## [Direction]
Looking at the listing, state how many of its lines contain the string "الأمهات". Write only the number.

## [Available records]

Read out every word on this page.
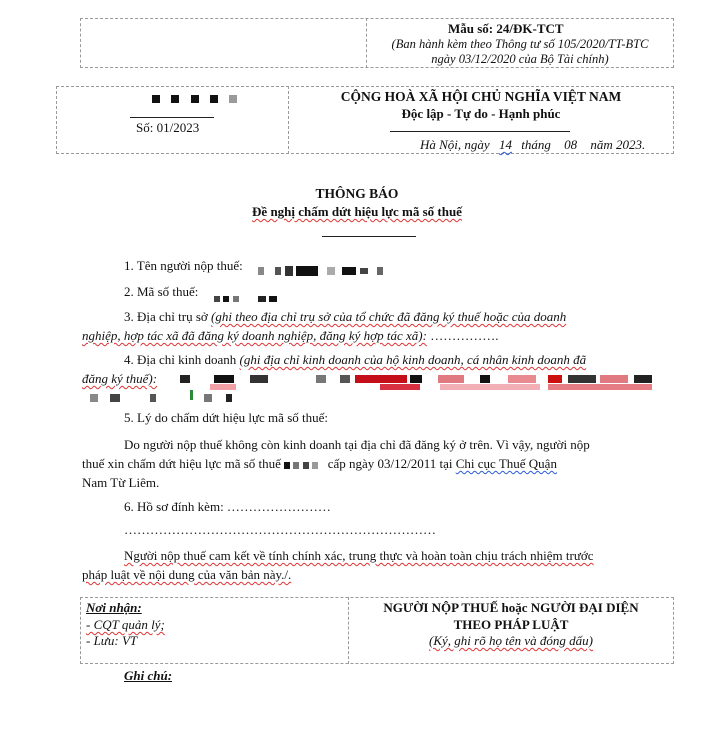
Mẫu số: 24/ĐK-TCT
(Ban hành kèm theo Thông tư số 105/2020/TT-BTC
ngày 03/12/2020 của Bộ Tài chính)

Số: 01/2023
CỘNG HOÀ XÃ HỘI CHỦ NGHĨA VIỆT NAM
Độc lập - Tự do - Hạnh phúc
Hà Nội, ngày 14 tháng 08 năm 2023.
THÔNG BÁO
Đề nghị chấm dứt hiệu lực mã số thuế
1. Tên người nộp thuế:

2. Mã số thuế:

3. Địa chỉ trụ sở (ghi theo địa chỉ trụ sở của tổ chức đã đăng ký thuế hoặc của doanh
nghiệp, hợp tác xã đã đăng ký doanh nghiệp, đăng ký hợp tác xã): …………….
4. Địa chỉ kinh doanh (ghi địa chỉ kinh doanh của hộ kinh doanh, cá nhân kinh doanh đã
đăng ký thuế):
5. Lý do chấm dứt hiệu lực mã số thuế:
Do người nộp thuế không còn kinh doanh tại địa chỉ đã đăng ký ở trên. Vì vậy, người nộp
thuế xin chấm dứt hiệu lực mã số thuế	cấp ngày 03/12/2011 tại Chi cục Thuế Quận
Nam Từ Liêm.
6. Hồ sơ đính kèm: ……………………
………………………………………………………………
Người nộp thuế cam kết về tính chính xác, trung thực và hoàn toàn chịu trách nhiệm trước
pháp luật về nội dung của văn bản này./.
Nơi nhận:
- CQT quản lý;
- Lưu: VT
NGƯỜI NỘP THUẾ hoặc NGƯỜI ĐẠI DIỆN
THEO PHÁP LUẬT
(Ký, ghi rõ họ tên và đóng dấu)
Ghi chú:
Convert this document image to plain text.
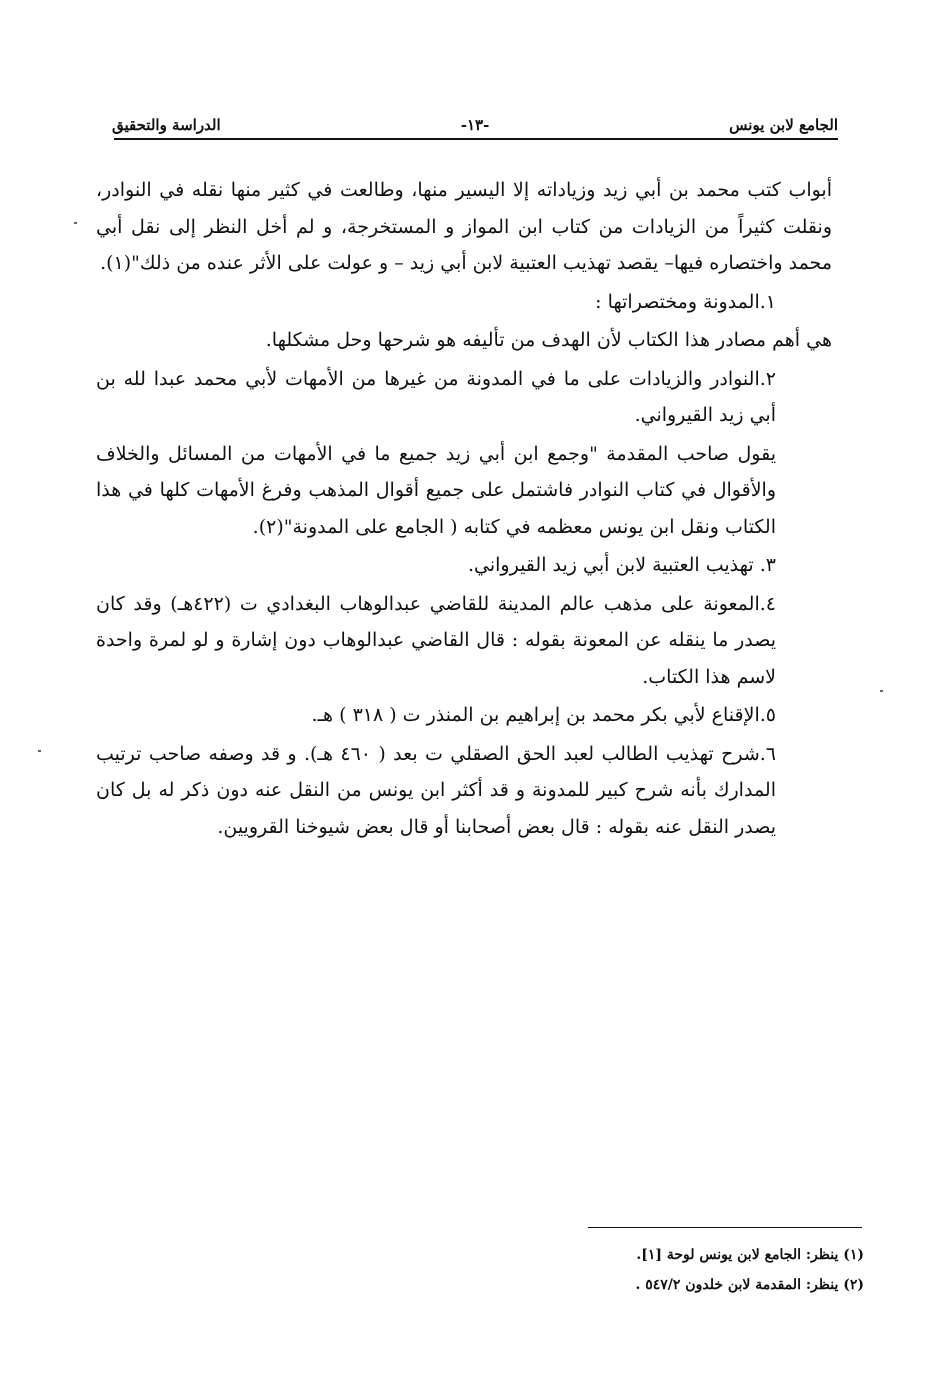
الجامع لابن يونس
-١٣-
الدراسة والتحقيق

أبواب كتب محمد بن أبي زيد وزياداته إلا اليسير منها، وطالعت في كثير منها نقله في النوادر، ونقلت كثيراً من الزيادات من كتاب ابن المواز و المستخرجة، و لم أخل النظر إلى نقل أبي محمد واختصاره فيها– يقصد تهذيب العتبية لابن أبي زيد – و عولت على الأثر عنده من ذلك"(١).

١.المدونة ومختصراتها :

هي أهم مصادر هذا الكتاب لأن الهدف من تأليفه هو شرحها وحل مشكلها.

٢.النوادر والزيادات على ما في المدونة من غيرها من الأمهات لأبي محمد عبدا لله بن أبي زيد القيرواني.

يقول صاحب المقدمة "وجمع ابن أبي زيد جميع ما في الأمهات من المسائل والخلاف والأقوال في كتاب النوادر فاشتمل على جميع أقوال المذهب وفرغ الأمهات كلها في هذا الكتاب ونقل ابن يونس معظمه في كتابه ( الجامع على المدونة"(٢).

٣. تهذيب العتبية لابن أبي زيد القيرواني.

٤.المعونة على مذهب عالم المدينة للقاضي عبدالوهاب البغدادي ت (٤٢٢هـ) وقد كان يصدر ما ينقله عن المعونة بقوله : قال القاضي عبدالوهاب دون إشارة و لو لمرة واحدة لاسم هذا الكتاب.

٥.الإقناع لأبي بكر محمد بن إبراهيم بن المنذر ت ( ٣١٨ ) هـ.

٦.شرح تهذيب الطالب لعبد الحق الصقلي ت بعد ( ٤٦٠ هـ). و قد وصفه صاحب ترتيب المدارك بأنه شرح كبير للمدونة و قد أكثر ابن يونس من النقل عنه دون ذكر له بل كان يصدر النقل عنه بقوله : قال بعض أصحابنا أو قال بعض شيوخنا القرويين.

(١) ينظر: الجامع لابن يونس لوحة [١].

(٢) ينظر: المقدمة لابن خلدون ٥٤٧/٢ .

## [Task output]
2